== INSTRUÇÕES DA TAREFA ==
Responda com base no texto de estudo:
1. Em que circunstância o texto diz que deverá ser dada nova entrevista?
2. Qual é o nome do amigo a quem, segundo o texto, a pessoa visada se sente capaz de dizer "não"?
3. Que tipo de comitiva o texto aconselha a não levar nas visitas a serviços?

== TEXTO DE ESTUDO ==
........

Deixo a nota de que só deverá dar nova entrevista quando tiver alguma coisa para apresentar. Não lhe serve, não nos satisfaz e nada resolve, ir à TV falar como um segundo ministro, imbuído de sintonias com o sacrossanto governo da nação, disfarçando a subserviência ao poder, que serve e de que quer ser parte integrante, através da candura de se sentir capaz de dizer “não” ao amigo Pizarro. Que diabo, isso é conversa de travesseiro, coisa da gestão íntima de gabinetes ministeriais e que nada interessa a quem quer ver a obra que tarda.  E um aviso quanto a visitas a serviços. Não leve comitiva ampliada, vá lá sem que disso se faça notícia, não caia em todas as “apetecíveis” esparrelas a que o ego, falta de argúcia política e empurrões de bem-intencionados, levam os diretores-gerais.

........

(Excertos de um conjunto de dados)
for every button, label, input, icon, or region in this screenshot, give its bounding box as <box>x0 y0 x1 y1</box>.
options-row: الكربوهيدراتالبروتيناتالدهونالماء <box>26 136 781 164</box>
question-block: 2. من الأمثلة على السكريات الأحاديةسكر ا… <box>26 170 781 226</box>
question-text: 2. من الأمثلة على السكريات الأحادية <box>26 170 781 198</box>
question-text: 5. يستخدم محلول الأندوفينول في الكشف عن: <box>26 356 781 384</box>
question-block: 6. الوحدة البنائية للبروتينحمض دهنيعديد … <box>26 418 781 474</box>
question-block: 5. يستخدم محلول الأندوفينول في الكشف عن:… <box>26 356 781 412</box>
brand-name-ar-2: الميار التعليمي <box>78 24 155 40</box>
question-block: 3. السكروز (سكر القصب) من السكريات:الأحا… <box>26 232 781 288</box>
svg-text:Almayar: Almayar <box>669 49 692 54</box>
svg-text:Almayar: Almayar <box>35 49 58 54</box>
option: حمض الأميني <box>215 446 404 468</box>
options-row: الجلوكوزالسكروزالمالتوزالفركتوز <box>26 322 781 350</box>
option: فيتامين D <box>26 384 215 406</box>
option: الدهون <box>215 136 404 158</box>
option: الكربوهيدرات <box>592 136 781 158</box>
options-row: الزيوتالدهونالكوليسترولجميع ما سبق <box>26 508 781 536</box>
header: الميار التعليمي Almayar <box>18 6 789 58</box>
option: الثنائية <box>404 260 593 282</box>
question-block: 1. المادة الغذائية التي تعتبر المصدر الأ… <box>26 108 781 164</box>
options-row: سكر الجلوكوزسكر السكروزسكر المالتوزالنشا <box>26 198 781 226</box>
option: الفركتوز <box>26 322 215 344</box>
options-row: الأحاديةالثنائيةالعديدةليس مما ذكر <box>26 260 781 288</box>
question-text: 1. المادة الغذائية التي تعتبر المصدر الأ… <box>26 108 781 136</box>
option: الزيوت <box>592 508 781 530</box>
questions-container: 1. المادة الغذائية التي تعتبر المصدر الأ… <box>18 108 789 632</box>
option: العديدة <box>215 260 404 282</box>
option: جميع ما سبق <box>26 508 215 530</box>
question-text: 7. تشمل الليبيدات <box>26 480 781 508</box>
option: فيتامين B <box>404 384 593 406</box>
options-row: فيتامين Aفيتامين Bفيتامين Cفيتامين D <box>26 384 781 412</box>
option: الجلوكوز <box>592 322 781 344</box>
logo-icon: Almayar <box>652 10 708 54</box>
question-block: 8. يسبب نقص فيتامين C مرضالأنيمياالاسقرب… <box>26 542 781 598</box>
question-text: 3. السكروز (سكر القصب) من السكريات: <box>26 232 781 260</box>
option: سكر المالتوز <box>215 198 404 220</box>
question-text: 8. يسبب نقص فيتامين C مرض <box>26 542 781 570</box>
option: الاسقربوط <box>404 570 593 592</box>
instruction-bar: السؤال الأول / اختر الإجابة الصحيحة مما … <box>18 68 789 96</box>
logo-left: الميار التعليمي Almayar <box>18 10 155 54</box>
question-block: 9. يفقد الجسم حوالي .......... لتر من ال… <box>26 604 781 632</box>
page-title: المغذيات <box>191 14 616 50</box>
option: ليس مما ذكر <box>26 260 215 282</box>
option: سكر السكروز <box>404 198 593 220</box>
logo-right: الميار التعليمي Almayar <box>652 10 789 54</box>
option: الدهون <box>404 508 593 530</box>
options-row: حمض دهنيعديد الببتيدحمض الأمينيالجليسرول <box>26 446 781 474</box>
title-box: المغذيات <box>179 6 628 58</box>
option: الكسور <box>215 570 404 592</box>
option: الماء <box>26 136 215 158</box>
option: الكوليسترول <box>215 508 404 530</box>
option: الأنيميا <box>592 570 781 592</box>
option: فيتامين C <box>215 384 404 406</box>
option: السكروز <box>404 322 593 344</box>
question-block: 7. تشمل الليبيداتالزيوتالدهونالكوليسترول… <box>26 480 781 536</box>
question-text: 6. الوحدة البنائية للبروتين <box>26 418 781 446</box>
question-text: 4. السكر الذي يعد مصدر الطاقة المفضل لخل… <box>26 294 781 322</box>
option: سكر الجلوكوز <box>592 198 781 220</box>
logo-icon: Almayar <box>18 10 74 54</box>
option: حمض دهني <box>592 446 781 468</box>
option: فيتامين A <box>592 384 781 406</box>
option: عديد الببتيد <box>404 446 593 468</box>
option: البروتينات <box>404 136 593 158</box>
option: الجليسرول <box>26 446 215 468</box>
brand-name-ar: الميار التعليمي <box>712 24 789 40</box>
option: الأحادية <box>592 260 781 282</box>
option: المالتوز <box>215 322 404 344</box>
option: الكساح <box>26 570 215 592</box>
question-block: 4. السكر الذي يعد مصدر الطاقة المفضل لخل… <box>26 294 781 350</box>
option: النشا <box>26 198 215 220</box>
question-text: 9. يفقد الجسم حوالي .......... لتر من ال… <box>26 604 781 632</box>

........

== RESPOSTA ==
1. Quando houver alguma coisa para apresentar.
2. Pizarro.
3. Comitiva ampliada.